Part of a data file
---*---
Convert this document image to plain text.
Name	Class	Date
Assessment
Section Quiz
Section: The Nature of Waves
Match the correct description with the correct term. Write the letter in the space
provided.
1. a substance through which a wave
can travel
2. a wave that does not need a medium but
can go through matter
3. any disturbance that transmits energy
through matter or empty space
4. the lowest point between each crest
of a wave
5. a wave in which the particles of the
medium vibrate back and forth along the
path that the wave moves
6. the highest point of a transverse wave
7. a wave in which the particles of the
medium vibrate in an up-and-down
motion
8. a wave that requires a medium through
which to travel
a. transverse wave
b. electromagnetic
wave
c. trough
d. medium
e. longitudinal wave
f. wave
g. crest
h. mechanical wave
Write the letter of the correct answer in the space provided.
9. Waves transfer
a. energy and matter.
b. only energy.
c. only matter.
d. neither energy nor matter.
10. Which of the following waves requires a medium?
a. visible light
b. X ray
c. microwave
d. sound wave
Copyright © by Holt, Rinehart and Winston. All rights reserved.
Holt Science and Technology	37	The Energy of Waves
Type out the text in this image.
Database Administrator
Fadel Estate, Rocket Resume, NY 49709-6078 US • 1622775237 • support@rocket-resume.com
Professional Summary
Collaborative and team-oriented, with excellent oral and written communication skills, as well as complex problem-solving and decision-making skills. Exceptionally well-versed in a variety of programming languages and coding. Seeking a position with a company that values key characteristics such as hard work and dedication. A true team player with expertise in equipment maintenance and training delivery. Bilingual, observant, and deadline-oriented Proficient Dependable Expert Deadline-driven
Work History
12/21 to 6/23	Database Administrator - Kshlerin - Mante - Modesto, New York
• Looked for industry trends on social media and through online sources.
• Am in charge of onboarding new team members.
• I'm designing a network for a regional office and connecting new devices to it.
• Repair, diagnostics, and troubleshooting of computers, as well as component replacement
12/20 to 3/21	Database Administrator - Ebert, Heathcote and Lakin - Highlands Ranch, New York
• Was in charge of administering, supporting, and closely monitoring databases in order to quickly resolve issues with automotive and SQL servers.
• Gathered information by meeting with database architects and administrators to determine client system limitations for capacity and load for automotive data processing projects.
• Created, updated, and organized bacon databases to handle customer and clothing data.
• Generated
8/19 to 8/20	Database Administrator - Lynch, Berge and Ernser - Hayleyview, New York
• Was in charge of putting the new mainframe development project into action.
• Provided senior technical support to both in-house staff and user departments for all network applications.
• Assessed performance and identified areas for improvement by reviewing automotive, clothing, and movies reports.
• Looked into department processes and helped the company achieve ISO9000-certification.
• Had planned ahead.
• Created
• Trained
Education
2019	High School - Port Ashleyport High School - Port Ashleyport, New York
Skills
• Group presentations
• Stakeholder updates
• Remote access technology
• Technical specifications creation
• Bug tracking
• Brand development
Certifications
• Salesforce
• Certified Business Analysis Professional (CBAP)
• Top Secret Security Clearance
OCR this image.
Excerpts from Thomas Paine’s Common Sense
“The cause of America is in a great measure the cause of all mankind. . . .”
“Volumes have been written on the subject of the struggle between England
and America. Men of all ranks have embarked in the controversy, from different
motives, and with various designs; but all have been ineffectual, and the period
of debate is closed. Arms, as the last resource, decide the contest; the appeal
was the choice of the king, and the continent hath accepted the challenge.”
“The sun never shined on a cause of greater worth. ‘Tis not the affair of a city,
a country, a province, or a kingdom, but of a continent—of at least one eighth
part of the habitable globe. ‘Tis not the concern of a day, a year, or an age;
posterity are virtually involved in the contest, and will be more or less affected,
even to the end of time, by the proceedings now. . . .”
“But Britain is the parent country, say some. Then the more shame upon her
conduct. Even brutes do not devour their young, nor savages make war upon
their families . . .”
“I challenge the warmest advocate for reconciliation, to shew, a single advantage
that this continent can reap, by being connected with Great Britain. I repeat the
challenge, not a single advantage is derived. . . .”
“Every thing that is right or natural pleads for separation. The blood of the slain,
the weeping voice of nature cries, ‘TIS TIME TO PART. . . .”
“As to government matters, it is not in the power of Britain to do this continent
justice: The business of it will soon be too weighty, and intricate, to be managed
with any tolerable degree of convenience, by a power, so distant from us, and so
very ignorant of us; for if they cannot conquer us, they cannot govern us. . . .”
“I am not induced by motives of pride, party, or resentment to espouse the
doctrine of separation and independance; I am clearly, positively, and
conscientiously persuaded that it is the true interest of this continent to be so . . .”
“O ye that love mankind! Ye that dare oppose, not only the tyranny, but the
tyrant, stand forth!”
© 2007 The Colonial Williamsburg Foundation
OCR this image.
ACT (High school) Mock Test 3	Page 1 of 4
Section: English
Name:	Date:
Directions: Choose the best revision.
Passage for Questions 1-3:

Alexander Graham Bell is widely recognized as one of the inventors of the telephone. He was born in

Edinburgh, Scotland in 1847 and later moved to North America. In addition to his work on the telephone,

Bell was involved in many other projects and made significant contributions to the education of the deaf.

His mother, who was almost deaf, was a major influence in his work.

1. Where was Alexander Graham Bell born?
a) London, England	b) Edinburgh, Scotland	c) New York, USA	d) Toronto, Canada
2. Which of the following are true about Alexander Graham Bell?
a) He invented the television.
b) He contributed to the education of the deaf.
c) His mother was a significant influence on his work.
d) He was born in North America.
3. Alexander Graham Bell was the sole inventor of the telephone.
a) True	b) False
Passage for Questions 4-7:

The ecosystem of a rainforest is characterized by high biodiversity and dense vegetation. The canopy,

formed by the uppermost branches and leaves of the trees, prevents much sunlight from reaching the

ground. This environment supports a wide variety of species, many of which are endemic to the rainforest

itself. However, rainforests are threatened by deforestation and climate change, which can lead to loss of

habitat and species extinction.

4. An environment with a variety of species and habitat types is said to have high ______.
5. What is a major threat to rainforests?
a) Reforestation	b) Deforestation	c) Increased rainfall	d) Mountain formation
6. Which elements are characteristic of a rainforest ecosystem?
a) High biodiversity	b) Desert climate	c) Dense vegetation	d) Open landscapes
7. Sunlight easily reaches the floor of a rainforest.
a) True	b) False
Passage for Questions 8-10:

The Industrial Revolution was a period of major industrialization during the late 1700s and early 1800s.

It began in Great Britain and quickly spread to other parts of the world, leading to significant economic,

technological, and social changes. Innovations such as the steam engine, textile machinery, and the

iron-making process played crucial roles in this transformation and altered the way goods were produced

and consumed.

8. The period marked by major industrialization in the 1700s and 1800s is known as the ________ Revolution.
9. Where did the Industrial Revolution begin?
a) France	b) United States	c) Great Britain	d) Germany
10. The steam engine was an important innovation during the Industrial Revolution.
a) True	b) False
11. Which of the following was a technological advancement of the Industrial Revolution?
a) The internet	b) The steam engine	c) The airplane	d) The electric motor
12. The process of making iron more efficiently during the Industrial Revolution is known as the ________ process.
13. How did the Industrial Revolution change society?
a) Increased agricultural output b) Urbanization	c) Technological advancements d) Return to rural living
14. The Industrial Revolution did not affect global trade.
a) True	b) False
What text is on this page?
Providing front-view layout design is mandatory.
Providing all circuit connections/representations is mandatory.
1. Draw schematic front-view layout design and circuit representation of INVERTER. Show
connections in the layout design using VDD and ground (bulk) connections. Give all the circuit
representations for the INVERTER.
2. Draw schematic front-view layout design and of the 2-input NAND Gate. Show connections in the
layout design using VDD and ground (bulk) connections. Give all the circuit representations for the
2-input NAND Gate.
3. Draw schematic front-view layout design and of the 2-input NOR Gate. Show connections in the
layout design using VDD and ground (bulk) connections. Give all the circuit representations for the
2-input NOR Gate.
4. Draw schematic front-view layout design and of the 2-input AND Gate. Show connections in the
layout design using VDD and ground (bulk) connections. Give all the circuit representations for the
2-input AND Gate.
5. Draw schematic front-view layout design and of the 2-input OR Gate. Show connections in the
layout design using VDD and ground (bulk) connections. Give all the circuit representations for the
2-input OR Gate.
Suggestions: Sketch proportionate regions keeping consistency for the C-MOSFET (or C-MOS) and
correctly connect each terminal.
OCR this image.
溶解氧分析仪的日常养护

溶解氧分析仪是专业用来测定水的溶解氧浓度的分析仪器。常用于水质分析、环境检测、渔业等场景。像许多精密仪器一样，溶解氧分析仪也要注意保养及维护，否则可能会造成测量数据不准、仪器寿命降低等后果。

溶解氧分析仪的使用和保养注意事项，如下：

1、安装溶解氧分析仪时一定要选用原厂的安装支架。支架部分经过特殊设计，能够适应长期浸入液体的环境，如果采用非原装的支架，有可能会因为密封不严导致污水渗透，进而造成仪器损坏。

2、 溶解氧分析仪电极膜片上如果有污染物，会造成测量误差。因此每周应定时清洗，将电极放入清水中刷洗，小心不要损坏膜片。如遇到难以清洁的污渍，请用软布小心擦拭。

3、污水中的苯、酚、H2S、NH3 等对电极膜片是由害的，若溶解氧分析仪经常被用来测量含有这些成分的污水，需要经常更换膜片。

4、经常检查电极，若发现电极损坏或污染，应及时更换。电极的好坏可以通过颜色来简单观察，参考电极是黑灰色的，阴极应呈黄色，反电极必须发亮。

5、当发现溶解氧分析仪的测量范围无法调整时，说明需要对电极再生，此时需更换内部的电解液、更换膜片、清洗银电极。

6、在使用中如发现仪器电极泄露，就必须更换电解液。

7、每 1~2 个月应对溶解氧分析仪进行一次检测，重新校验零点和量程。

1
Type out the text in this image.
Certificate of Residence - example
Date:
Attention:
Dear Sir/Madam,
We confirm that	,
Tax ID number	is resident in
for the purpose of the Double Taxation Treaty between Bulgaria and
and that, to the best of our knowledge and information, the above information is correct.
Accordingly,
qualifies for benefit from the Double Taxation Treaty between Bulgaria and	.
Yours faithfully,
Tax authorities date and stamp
---*---
WHAT TO DO
Identify each line of the material where the word "medium" shows up, and copy it.

EXERCISE RESPONSE
2. a wave that does not need a medium but
medium vibrate back and forth along the
medium vibrate in an up-and-down
8. a wave that requires a medium through
d. medium
10. Which of the following waves requires a medium?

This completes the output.